▸ **Excerpted data**:
— start —

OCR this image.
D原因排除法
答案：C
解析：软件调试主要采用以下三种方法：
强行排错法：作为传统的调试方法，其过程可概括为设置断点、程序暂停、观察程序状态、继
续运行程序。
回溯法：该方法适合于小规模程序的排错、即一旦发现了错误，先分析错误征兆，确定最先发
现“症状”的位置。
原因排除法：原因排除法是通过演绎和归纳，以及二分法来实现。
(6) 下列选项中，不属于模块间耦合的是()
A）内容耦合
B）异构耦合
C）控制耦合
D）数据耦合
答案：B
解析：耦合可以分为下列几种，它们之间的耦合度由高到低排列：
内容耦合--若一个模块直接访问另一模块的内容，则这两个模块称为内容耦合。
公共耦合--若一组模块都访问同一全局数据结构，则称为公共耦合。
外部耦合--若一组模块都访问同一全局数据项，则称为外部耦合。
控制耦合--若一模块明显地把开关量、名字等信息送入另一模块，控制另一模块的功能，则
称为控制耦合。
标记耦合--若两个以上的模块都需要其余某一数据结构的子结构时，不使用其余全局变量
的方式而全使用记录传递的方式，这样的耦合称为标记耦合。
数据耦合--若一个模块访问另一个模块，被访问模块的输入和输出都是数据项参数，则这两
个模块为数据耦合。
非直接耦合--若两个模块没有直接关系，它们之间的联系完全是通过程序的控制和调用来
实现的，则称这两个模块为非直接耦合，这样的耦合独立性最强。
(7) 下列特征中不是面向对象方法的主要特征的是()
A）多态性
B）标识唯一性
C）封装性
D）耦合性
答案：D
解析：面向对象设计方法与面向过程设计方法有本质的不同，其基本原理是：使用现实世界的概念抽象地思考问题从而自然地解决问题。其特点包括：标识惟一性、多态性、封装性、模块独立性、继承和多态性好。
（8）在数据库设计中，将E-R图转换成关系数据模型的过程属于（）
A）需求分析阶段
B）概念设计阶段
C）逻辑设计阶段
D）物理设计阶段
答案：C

— end —

▸ **The task**:
Gather each line holding the string "内容耦合".

▸ **Answer in full**:
A）内容耦合
内容耦合--若一个模块直接访问另一模块的内容，则这两个模块称为内容耦合。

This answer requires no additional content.